━━ Data lines
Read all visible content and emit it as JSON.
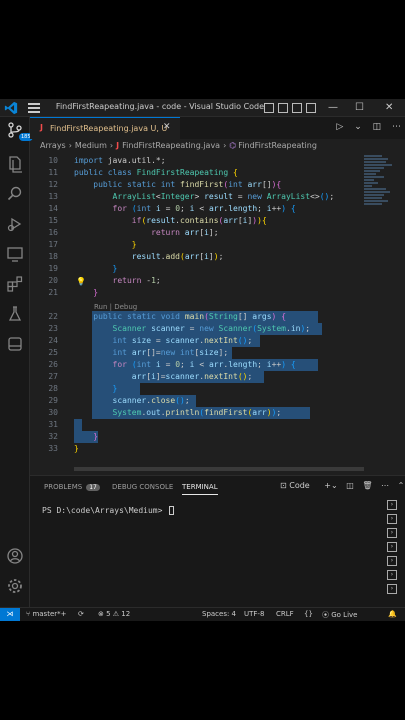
{
  "window": {
    "title": "FindFirstReapeating.java - code - Visual Studio Code",
    "controls": {
      "minimize": "—",
      "maximize": "☐",
      "close": "✕"
    }
  },
  "activity_bar": {
    "badge": "185"
  },
  "tab": {
    "icon_letter": "J",
    "label": "FindFirstReapeating.java  U, U",
    "close": "✕"
  },
  "breadcrumb": {
    "folder1": "Arrays",
    "folder2": "Medium",
    "file": "FindFirstReapeating.java",
    "symbol": "FindFirstReapeating"
  },
  "editor": {
    "codelens": "Run | Debug",
    "lines": [
      {
        "n": "10",
        "html": "<span class=\"kw\">import</span> java.util.*;"
      },
      {
        "n": "11",
        "html": "<span class=\"kw\">public</span> <span class=\"kw\">class</span> <span class=\"ty\">FindFirstReapeating</span> <span class=\"br\">{</span>"
      },
      {
        "n": "12",
        "html": "    <span class=\"kw\">public</span> <span class=\"kw\">static</span> <span class=\"kw\">int</span> <span class=\"fn\">findFirst</span><span class=\"br2\">(</span><span class=\"kw\">int</span> <span class=\"var\">arr</span>[]<span class=\"br2\">)</span><span class=\"br2\">{</span>"
      },
      {
        "n": "13",
        "html": "        <span class=\"ty\">ArrayList</span>&lt;<span class=\"ty\">Integer</span>&gt; <span class=\"var\">result</span> = <span class=\"kw\">new</span> <span class=\"ty\">ArrayList</span>&lt;&gt;<span class=\"br3\">()</span>;"
      },
      {
        "n": "14",
        "html": "        <span class=\"ctl\">for</span> <span class=\"br3\">(</span><span class=\"kw\">int</span> <span class=\"var\">i</span> = <span class=\"num\">0</span>; <span class=\"var\">i</span> &lt; <span class=\"var\">arr</span>.<span class=\"var\">length</span>; <span class=\"var\">i</span>++<span class=\"br3\">)</span> <span class=\"br3\">{</span>"
      },
      {
        "n": "15",
        "html": "            <span class=\"ctl\">if</span><span class=\"br\">(</span><span class=\"var\">result</span>.<span class=\"fn\">contains</span><span class=\"br2\">(</span><span class=\"var\">arr</span>[<span class=\"var\">i</span>]<span class=\"br2\">)</span><span class=\"br\">)</span><span class=\"br\">{</span>"
      },
      {
        "n": "16",
        "html": "                <span class=\"ctl\">return</span> <span class=\"var\">arr</span>[<span class=\"var\">i</span>];"
      },
      {
        "n": "17",
        "html": "            <span class=\"br\">}</span>"
      },
      {
        "n": "18",
        "html": "            <span class=\"var\">result</span>.<span class=\"fn\">add</span><span class=\"br\">(</span><span class=\"var\">arr</span>[<span class=\"var\">i</span>]<span class=\"br\">)</span>;"
      },
      {
        "n": "19",
        "html": "        <span class=\"br3\">}</span>"
      },
      {
        "n": "20",
        "html": "        <span class=\"ctl\">return</span> -<span class=\"num\">1</span>;"
      },
      {
        "n": "21",
        "html": "    <span class=\"br2\">}</span>"
      },
      {
        "n": "22",
        "html": "    <span class=\"kw\">public</span> <span class=\"kw\">static</span> <span class=\"kw\">void</span> <span class=\"fn\">main</span><span class=\"br2\">(</span><span class=\"ty\">String</span>[] <span class=\"var\">args</span><span class=\"br2\">)</span> <span class=\"br2\">{</span>"
      },
      {
        "n": "23",
        "html": "        <span class=\"ty\">Scanner</span> <span class=\"var\">scanner</span> = <span class=\"kw\">new</span> <span class=\"ty\">Scanner</span><span class=\"br3\">(</span><span class=\"ty\">System</span>.<span class=\"var\">in</span><span class=\"br3\">)</span>;"
      },
      {
        "n": "24",
        "html": "        <span class=\"kw\">int</span> <span class=\"var\">size</span> = <span class=\"var\">scanner</span>.<span class=\"fn\">nextInt</span><span class=\"br3\">()</span>;"
      },
      {
        "n": "25",
        "html": "        <span class=\"kw\">int</span> <span class=\"var\">arr</span>[]=<span class=\"kw\">new</span> <span class=\"kw\">int</span>[<span class=\"var\">size</span>];"
      },
      {
        "n": "26",
        "html": "        <span class=\"ctl\">for</span> <span class=\"br3\">(</span><span class=\"kw\">int</span> <span class=\"var\">i</span> = <span class=\"num\">0</span>; <span class=\"var\">i</span> &lt; <span class=\"var\">arr</span>.<span class=\"var\">length</span>; <span class=\"var\">i</span>++<span class=\"br3\">)</span> <span class=\"br3\">{</span>"
      },
      {
        "n": "27",
        "html": "            <span class=\"var\">arr</span>[<span class=\"var\">i</span>]=<span class=\"var\">scanner</span>.<span class=\"fn\">nextInt</span><span class=\"br\">()</span>;"
      },
      {
        "n": "28",
        "html": "        <span class=\"br3\">}</span>"
      },
      {
        "n": "29",
        "html": "        <span class=\"var\">scanner</span>.<span class=\"fn\">close</span><span class=\"br3\">()</span>;"
      },
      {
        "n": "30",
        "html": "        <span class=\"ty\">System</span>.<span class=\"var\">out</span>.<span class=\"fn\">println</span><span class=\"br3\">(</span><span class=\"fn\">findFirst</span><span class=\"br\">(</span><span class=\"var\">arr</span><span class=\"br\">)</span><span class=\"br3\">)</span>;"
      },
      {
        "n": "31",
        "html": ""
      },
      {
        "n": "32",
        "html": "    <span class=\"br2\">}</span>"
      },
      {
        "n": "33",
        "html": "<span class=\"br\">}</span>"
      }
    ]
  },
  "panel": {
    "problems_label": "PROBLEMS",
    "problems_count": "17",
    "debug_label": "DEBUG CONSOLE",
    "terminal_label": "TERMINAL",
    "shell_label": "Code",
    "prompt": "PS D:\\code\\Arrays\\Medium>"
  },
  "status": {
    "branch": "master*+",
    "errors": "5",
    "warnings": "12",
    "spaces": "Spaces: 4",
    "encoding": "UTF-8",
    "eol": "CRLF",
    "language": "{}",
    "golive": "Go Live"
  },
  "colors": {
    "accent": "#0078d4",
    "editor_bg": "#1f1f1f",
    "selection": "#264f78"
  }
}
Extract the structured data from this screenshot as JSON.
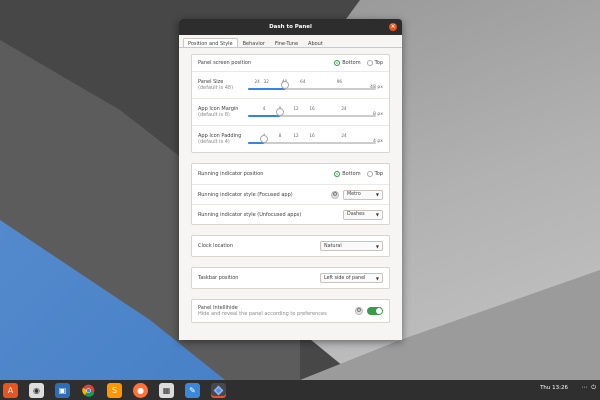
{
  "window": {
    "title": "Dash to Panel",
    "tabs": [
      {
        "label": "Position and Style",
        "active": true
      },
      {
        "label": "Behavior",
        "active": false
      },
      {
        "label": "Fine-Tune",
        "active": false
      },
      {
        "label": "About",
        "active": false
      }
    ]
  },
  "position_group": {
    "screen_position": {
      "label": "Panel screen position",
      "options": [
        "Bottom",
        "Top"
      ],
      "selected": "Bottom"
    },
    "panel_size": {
      "label": "Panel Size",
      "sub": "(default is 48)",
      "ticks": [
        "24",
        "32",
        "48",
        "64",
        "96"
      ],
      "value_text": "48 px",
      "value": 48,
      "min": 16,
      "max": 128
    },
    "icon_margin": {
      "label": "App Icon Margin",
      "sub": "(default is 8)",
      "ticks": [
        "4",
        "8",
        "12",
        "16",
        "24"
      ],
      "value_text": "8 px",
      "value": 8,
      "min": 0,
      "max": 32
    },
    "icon_padding": {
      "label": "App Icon Padding",
      "sub": "(default is 4)",
      "ticks": [
        "4",
        "8",
        "12",
        "16",
        "24"
      ],
      "value_text": "4 px",
      "value": 4,
      "min": 0,
      "max": 32
    }
  },
  "indicator_group": {
    "position": {
      "label": "Running indicator position",
      "options": [
        "Bottom",
        "Top"
      ],
      "selected": "Bottom"
    },
    "focused": {
      "label": "Running indicator style (Focused app)",
      "value": "Metro"
    },
    "unfocused": {
      "label": "Running indicator style (Unfocused apps)",
      "value": "Dashes"
    }
  },
  "clock_group": {
    "label": "Clock location",
    "value": "Natural"
  },
  "taskbar_group": {
    "label": "Taskbar position",
    "value": "Left side of panel"
  },
  "intellihide_group": {
    "label": "Panel Intellihide",
    "sub": "Hide and reveal the panel according to preferences",
    "enabled": true
  },
  "taskbar": {
    "clock": "Thu 13:26",
    "icons": [
      "ubuntu-software-icon",
      "disks-icon",
      "virtualbox-icon",
      "chrome-icon",
      "sublime-icon",
      "firefox-icon",
      "files-icon",
      "text-editor-icon",
      "dash-to-panel-icon"
    ]
  },
  "colors": {
    "accent_green": "#3a9b4a",
    "slider_blue": "#3584e4",
    "close_orange": "#e9541f",
    "taskbar": "#2f2f2f"
  }
}
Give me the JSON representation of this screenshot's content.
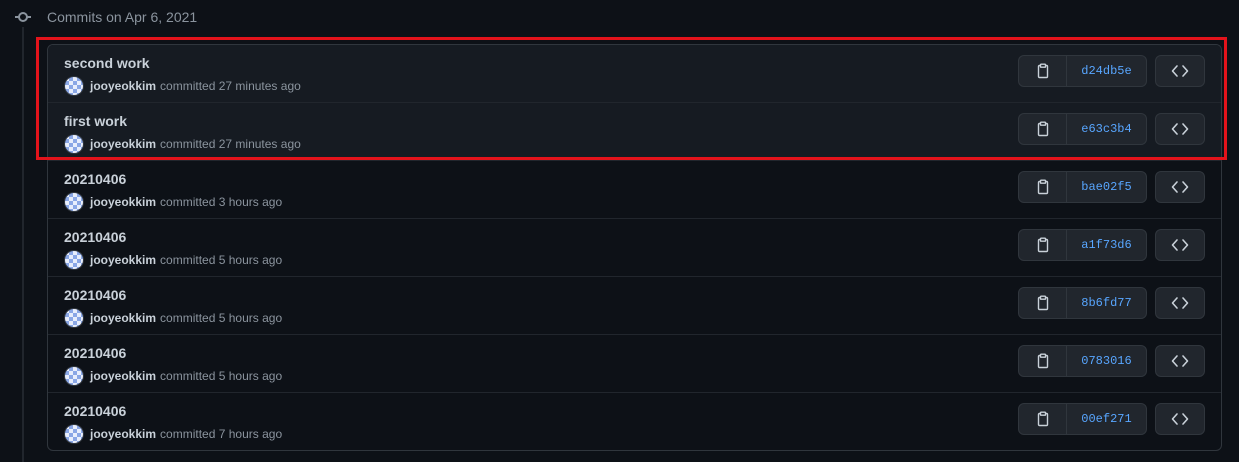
{
  "timeline": {
    "heading": "Commits on Apr 6, 2021"
  },
  "commits": [
    {
      "title": "second work",
      "author": "jooyeokkim",
      "action": "committed",
      "time": "27 minutes ago",
      "sha": "d24db5e"
    },
    {
      "title": "first work",
      "author": "jooyeokkim",
      "action": "committed",
      "time": "27 minutes ago",
      "sha": "e63c3b4"
    },
    {
      "title": "20210406",
      "author": "jooyeokkim",
      "action": "committed",
      "time": "3 hours ago",
      "sha": "bae02f5"
    },
    {
      "title": "20210406",
      "author": "jooyeokkim",
      "action": "committed",
      "time": "5 hours ago",
      "sha": "a1f73d6"
    },
    {
      "title": "20210406",
      "author": "jooyeokkim",
      "action": "committed",
      "time": "5 hours ago",
      "sha": "8b6fd77"
    },
    {
      "title": "20210406",
      "author": "jooyeokkim",
      "action": "committed",
      "time": "5 hours ago",
      "sha": "0783016"
    },
    {
      "title": "20210406",
      "author": "jooyeokkim",
      "action": "committed",
      "time": "7 hours ago",
      "sha": "00ef271"
    }
  ],
  "icons": {
    "commit": "git-commit-icon",
    "copy": "clipboard-icon",
    "browse": "code-icon"
  },
  "colors": {
    "background": "#0d1117",
    "sha_link": "#58a6ff",
    "highlight": "#e3131b"
  }
}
━━━━
Go through the entries above and copy every line containing "content".

Read all visible content and emit it as JSON.
Give me the JSON representation of this screenshot's content.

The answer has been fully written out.